What is needed:
Provide only the number of lines in the data below that contain the string "JSON".

Material provided:
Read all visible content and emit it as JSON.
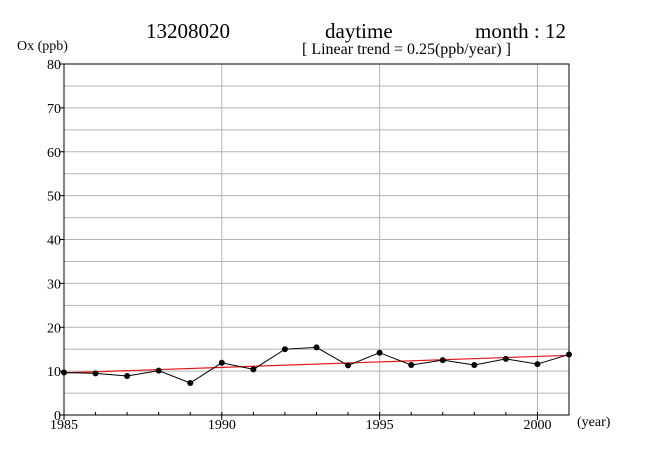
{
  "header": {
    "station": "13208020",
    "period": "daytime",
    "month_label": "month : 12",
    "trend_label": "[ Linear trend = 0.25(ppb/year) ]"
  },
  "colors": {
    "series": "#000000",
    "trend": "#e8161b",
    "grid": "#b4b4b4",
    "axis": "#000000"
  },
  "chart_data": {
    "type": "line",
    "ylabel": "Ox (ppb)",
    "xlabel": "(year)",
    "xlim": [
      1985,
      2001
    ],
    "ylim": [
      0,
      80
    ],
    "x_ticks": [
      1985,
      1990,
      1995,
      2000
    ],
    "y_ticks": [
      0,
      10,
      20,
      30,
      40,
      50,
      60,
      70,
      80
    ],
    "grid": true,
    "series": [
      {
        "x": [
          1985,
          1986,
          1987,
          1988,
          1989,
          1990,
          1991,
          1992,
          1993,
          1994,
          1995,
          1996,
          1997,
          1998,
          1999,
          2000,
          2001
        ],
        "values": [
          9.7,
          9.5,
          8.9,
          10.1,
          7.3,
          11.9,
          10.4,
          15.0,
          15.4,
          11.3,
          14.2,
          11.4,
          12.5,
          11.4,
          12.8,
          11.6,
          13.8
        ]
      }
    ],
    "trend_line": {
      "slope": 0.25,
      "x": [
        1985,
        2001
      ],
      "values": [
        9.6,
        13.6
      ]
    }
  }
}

...

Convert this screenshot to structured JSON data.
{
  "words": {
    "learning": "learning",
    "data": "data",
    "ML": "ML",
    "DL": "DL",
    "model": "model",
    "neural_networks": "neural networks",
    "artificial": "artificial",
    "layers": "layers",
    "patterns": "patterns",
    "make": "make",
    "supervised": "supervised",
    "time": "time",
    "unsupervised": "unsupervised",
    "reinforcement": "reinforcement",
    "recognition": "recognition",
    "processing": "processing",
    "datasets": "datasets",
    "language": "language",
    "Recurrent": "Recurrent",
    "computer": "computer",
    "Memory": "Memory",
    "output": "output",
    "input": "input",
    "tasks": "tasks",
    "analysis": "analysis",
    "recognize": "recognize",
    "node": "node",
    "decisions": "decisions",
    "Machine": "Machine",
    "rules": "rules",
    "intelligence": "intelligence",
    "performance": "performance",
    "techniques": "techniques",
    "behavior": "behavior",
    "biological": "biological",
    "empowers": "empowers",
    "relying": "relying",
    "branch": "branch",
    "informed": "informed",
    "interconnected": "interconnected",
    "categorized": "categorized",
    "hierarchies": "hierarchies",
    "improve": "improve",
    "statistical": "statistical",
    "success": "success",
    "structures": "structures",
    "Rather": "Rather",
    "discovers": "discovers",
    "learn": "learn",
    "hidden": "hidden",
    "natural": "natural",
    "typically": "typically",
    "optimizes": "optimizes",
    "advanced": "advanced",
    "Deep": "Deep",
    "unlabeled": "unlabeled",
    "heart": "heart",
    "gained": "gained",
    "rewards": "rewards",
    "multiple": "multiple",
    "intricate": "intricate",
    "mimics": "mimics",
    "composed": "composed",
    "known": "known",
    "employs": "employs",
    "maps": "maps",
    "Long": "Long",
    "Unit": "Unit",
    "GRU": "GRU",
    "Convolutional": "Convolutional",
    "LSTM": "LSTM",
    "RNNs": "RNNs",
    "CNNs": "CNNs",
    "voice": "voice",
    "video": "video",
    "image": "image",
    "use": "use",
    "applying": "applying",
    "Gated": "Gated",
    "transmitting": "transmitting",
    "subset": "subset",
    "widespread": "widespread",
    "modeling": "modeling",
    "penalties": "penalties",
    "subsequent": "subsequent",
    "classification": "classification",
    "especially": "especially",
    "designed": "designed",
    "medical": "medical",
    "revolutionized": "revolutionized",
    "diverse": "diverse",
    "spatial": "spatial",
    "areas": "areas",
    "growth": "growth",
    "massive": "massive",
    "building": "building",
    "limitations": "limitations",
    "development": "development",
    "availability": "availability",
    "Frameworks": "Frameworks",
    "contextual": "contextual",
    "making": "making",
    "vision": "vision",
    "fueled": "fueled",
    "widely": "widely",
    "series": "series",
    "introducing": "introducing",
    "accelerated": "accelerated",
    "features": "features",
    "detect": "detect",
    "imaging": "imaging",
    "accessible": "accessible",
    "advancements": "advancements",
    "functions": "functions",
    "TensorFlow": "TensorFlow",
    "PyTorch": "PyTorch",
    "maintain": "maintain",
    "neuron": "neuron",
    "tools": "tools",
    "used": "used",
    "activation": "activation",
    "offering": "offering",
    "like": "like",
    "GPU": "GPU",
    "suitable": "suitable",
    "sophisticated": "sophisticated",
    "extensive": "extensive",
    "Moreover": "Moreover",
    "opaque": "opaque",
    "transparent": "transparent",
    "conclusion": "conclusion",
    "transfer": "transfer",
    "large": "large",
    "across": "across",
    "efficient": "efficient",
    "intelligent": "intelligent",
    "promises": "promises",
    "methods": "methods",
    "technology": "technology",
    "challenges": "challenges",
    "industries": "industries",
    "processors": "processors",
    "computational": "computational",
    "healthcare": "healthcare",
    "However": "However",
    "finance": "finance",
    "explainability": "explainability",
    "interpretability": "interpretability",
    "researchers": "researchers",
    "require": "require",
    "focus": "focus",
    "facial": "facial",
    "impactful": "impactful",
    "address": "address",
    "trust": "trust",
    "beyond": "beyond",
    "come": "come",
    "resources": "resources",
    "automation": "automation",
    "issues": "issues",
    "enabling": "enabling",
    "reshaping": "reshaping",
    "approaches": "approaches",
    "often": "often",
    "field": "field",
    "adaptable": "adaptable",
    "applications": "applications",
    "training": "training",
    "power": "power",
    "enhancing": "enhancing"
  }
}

Worked answer:
2